• **TASK OBJECTIVE**: In the listing below, find every line containing "timestamp" and copy it out.

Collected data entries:
☆ ☆ ☆ ☆ ☆
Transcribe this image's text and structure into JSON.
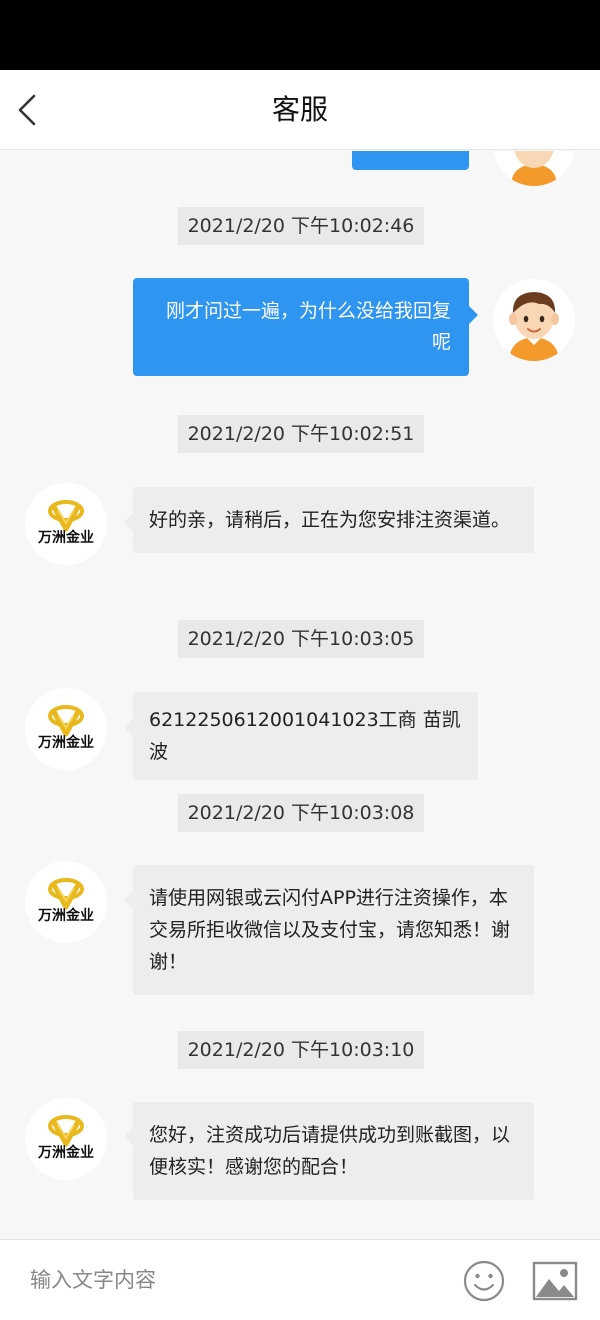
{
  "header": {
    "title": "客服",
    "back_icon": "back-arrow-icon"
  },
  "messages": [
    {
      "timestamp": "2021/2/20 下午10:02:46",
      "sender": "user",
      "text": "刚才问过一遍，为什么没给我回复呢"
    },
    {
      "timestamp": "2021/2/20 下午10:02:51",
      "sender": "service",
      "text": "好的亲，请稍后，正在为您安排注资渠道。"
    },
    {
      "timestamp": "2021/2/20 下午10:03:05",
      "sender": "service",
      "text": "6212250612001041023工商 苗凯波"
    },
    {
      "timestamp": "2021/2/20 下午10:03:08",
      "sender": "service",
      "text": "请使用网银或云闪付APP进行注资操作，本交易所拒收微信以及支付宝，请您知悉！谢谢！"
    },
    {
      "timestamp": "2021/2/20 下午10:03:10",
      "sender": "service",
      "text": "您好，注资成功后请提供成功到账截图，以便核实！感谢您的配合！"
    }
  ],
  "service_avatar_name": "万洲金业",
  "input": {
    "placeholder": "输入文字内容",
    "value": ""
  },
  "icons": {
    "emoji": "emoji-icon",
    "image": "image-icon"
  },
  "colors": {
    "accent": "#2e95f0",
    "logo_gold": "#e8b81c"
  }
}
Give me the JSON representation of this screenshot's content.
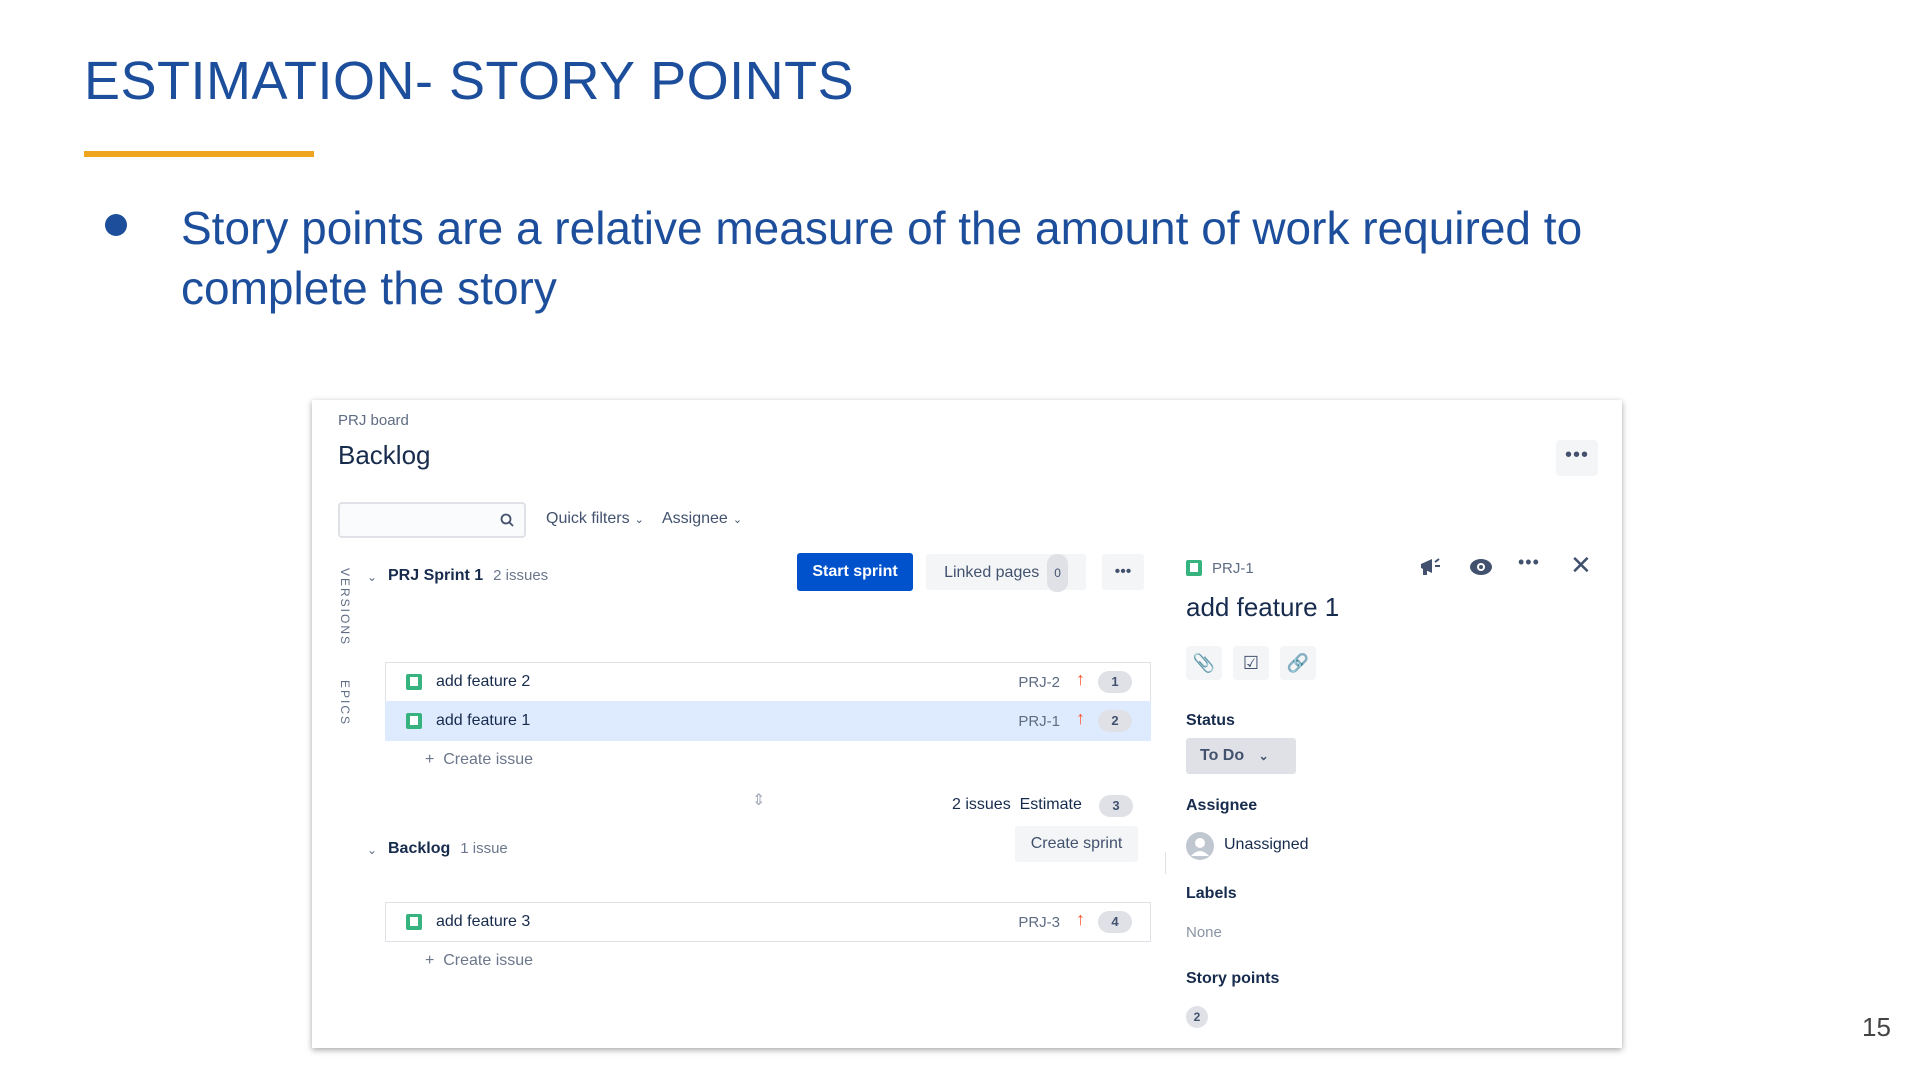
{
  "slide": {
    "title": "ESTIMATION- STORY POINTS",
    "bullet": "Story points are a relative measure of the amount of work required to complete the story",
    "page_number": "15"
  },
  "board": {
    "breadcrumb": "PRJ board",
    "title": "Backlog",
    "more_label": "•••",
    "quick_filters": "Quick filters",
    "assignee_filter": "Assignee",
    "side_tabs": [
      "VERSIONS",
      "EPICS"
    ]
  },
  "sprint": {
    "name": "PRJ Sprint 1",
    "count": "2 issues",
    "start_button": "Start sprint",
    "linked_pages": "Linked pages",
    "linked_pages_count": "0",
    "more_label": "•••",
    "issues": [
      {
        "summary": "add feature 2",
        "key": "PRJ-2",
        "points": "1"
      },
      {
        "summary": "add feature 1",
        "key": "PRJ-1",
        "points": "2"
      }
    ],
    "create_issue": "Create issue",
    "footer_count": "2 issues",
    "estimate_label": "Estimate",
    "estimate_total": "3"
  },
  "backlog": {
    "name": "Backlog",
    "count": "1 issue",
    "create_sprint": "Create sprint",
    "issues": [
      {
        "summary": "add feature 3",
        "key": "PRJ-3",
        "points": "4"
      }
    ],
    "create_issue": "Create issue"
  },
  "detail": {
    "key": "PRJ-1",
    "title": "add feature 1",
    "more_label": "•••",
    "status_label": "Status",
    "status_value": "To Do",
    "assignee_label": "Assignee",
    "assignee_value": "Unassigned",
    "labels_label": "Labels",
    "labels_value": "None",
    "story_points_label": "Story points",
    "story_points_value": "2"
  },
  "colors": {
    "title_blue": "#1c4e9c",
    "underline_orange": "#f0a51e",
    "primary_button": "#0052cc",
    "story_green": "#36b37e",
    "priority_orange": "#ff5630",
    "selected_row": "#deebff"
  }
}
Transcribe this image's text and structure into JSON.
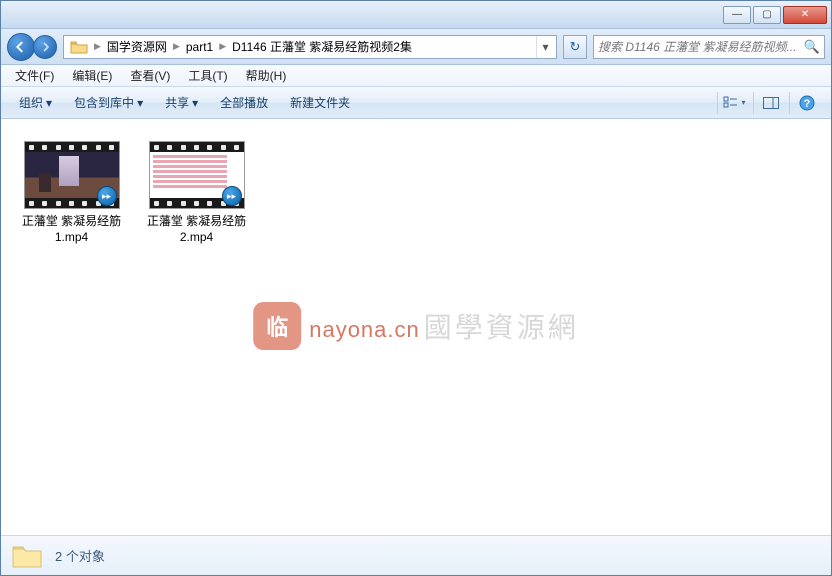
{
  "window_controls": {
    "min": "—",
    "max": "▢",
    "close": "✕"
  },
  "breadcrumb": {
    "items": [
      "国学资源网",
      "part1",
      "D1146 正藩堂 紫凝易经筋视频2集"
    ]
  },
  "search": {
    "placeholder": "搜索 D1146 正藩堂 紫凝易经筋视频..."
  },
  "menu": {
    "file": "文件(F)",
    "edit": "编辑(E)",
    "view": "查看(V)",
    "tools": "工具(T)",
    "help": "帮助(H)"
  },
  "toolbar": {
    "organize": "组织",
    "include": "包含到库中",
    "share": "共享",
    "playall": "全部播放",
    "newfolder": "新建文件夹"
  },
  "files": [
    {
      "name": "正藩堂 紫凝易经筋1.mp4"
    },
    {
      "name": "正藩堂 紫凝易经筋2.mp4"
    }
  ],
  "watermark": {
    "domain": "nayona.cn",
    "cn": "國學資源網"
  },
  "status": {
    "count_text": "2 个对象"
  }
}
☆ ☆ ☆ ☆ ☆
• **WORKED ANSWER**:
      "timestamp": "2021/2/20 下午10:02:46",
      "timestamp": "2021/2/20 下午10:02:51",
      "timestamp": "2021/2/20 下午10:03:05",
      "timestamp": "2021/2/20 下午10:03:08",
      "timestamp": "2021/2/20 下午10:03:10",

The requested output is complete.